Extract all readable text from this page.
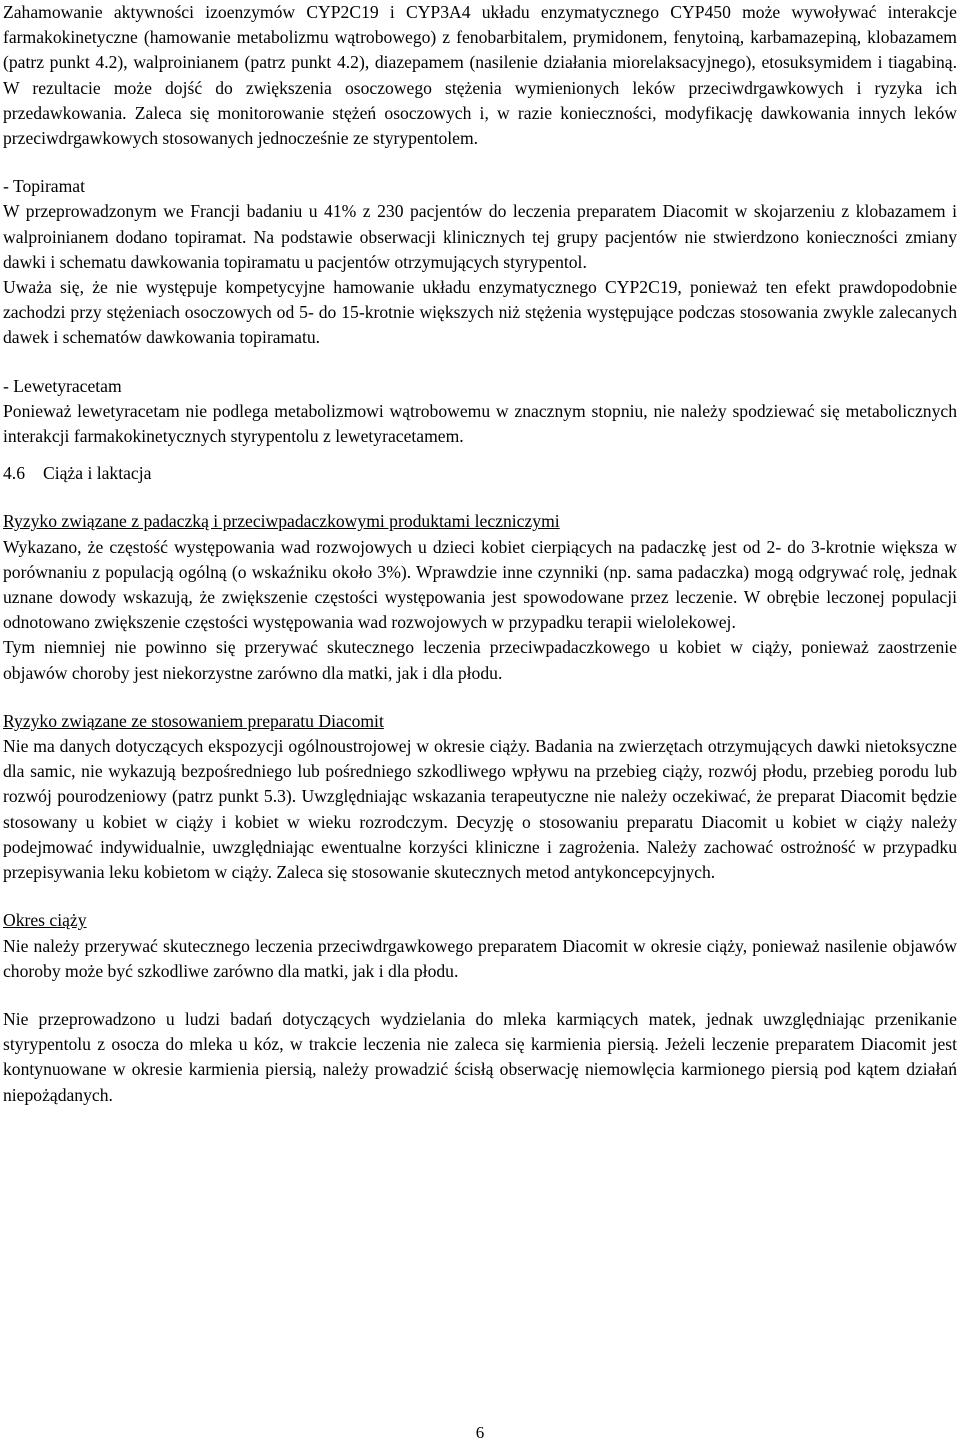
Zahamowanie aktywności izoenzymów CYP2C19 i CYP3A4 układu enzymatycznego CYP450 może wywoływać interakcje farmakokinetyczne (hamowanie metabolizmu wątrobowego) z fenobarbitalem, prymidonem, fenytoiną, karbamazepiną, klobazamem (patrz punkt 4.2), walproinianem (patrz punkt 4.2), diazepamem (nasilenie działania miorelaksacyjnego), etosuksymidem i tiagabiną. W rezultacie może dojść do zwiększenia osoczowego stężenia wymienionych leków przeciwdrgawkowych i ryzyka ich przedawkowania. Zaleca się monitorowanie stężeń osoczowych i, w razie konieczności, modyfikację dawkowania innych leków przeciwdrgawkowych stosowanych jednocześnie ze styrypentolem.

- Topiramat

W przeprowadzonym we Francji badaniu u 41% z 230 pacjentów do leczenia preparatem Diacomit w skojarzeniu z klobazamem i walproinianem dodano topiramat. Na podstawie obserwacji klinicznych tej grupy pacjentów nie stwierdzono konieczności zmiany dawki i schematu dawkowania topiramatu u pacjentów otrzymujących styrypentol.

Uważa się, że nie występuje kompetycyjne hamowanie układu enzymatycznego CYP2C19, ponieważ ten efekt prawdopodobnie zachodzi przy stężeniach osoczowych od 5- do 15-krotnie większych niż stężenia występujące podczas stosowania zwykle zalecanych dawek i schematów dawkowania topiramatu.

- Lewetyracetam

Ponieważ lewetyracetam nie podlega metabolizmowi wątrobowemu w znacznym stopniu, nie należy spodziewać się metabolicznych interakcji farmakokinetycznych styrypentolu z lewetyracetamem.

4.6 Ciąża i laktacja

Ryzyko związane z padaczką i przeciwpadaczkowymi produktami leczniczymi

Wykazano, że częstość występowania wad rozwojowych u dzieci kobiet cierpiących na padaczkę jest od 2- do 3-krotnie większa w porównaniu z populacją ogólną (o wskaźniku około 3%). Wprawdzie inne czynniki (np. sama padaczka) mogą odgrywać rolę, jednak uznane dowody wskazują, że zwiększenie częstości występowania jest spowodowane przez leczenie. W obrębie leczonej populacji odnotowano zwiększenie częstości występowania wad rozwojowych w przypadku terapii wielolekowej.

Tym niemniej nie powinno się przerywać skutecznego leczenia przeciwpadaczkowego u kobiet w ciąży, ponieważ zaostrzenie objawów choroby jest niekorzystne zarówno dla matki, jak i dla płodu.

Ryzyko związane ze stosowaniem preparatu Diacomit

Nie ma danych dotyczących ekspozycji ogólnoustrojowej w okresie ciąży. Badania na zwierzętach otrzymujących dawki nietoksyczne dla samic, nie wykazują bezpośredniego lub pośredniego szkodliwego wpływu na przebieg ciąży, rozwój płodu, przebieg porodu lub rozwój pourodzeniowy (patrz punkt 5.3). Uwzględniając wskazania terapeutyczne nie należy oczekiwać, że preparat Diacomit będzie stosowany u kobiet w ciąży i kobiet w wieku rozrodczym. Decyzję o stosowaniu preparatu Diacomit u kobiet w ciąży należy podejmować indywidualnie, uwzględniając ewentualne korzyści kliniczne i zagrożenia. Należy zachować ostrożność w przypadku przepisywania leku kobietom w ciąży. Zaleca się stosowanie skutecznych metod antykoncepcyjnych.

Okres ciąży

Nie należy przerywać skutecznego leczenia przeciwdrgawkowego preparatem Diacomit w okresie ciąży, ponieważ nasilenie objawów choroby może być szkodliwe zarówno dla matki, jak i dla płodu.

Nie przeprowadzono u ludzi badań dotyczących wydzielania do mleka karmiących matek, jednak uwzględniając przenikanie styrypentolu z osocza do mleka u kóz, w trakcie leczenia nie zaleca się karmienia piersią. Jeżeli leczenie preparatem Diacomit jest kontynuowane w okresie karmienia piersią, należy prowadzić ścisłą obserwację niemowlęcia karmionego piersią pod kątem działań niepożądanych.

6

+---+

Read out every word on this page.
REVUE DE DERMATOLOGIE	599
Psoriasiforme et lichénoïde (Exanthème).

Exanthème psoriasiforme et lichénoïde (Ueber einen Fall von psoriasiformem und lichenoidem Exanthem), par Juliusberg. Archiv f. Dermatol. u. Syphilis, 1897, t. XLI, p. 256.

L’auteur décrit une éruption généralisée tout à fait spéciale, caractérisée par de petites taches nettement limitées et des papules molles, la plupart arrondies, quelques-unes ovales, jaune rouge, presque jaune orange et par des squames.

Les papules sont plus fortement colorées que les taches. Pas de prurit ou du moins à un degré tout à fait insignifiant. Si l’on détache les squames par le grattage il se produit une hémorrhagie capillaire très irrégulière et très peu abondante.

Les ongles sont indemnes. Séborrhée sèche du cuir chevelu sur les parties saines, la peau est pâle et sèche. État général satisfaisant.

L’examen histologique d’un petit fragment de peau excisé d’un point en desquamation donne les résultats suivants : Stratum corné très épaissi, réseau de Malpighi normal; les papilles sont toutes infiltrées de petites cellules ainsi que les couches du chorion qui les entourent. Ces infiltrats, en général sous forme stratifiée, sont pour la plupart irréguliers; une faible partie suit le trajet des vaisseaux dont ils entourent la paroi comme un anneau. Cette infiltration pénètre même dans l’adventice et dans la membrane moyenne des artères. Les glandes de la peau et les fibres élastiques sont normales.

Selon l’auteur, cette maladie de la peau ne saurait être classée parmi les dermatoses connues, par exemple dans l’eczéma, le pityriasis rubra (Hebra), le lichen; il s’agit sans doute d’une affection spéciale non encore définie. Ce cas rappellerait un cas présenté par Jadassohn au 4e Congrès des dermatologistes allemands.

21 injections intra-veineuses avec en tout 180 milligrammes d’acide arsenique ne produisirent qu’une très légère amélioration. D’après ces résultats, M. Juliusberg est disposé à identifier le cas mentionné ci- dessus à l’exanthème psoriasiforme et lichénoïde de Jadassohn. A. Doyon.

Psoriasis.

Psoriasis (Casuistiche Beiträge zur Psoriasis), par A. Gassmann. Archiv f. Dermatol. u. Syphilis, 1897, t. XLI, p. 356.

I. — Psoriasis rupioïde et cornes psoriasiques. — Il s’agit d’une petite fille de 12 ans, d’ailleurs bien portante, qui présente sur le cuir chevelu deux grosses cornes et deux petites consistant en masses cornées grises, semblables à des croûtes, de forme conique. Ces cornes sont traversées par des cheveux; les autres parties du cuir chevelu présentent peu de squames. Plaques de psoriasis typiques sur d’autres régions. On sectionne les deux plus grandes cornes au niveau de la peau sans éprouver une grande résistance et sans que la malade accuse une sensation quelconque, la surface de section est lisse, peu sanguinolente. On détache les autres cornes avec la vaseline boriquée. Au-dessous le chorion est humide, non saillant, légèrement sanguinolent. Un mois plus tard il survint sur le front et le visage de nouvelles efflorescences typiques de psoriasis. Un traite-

+---+

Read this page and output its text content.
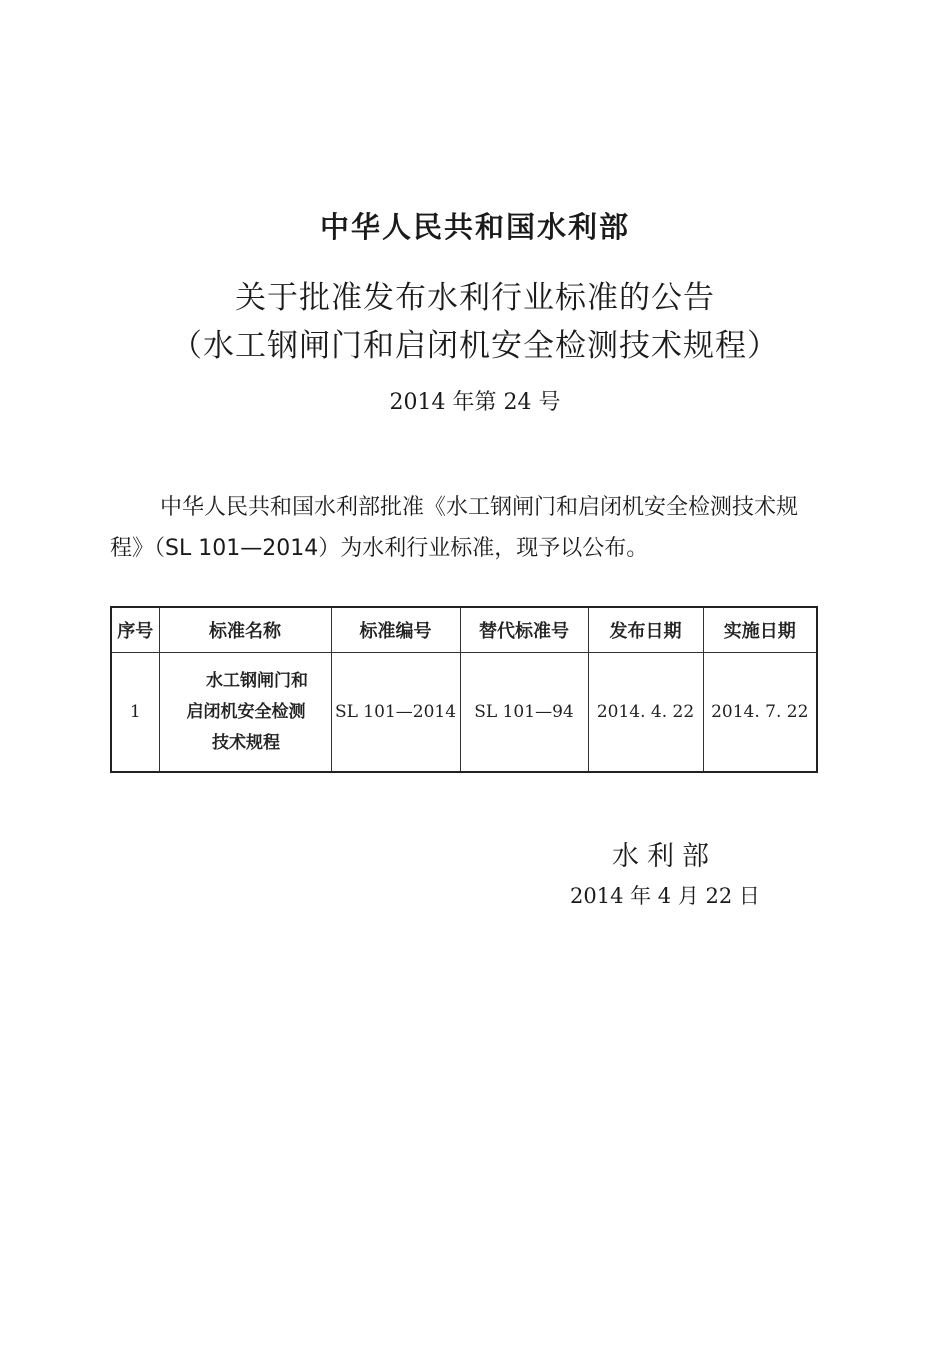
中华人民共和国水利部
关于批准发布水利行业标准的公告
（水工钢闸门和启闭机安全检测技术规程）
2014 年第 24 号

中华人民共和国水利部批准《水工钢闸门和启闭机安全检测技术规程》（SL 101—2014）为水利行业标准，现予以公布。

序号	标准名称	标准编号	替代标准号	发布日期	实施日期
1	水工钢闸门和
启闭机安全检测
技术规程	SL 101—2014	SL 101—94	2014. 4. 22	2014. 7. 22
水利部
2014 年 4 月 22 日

+---+

● **Task requirements**
Copy out every line of the listing that includes the string "squames".

● **Answer in full**
L’auteur décrit une éruption généralisée tout à fait spéciale, caractérisée par de petites taches nettement limitées et des papules molles, la plupart arrondies, quelques-unes ovales, jaune rouge, presque jaune orange et par des squames.
Les papules sont plus fortement colorées que les taches. Pas de prurit ou du moins à un degré tout à fait insignifiant. Si l’on détache les squames par le grattage il se produit une hémorrhagie capillaire très irrégulière et très peu abondante.
I. — Psoriasis rupioïde et cornes psoriasiques. — Il s’agit d’une petite fille de 12 ans, d’ailleurs bien portante, qui présente sur le cuir chevelu deux grosses cornes et deux petites consistant en masses cornées grises, semblables à des croûtes, de forme conique. Ces cornes sont traversées par des cheveux; les autres parties du cuir chevelu présentent peu de squames. Plaques de psoriasis typiques sur d’autres régions. On sectionne les deux plus grandes cornes au niveau de la peau sans éprouver une grande résistance et sans que la malade accuse une sensation quelconque, la surface de section est lisse, peu sanguinolente. On détache les autres cornes avec la vaseline boriquée. Au-dessous le chorion est humide, non saillant, légèrement sanguinolent. Un mois plus tard il survint sur le front et le visage de nouvelles efflorescences typiques de psoriasis. Un traite-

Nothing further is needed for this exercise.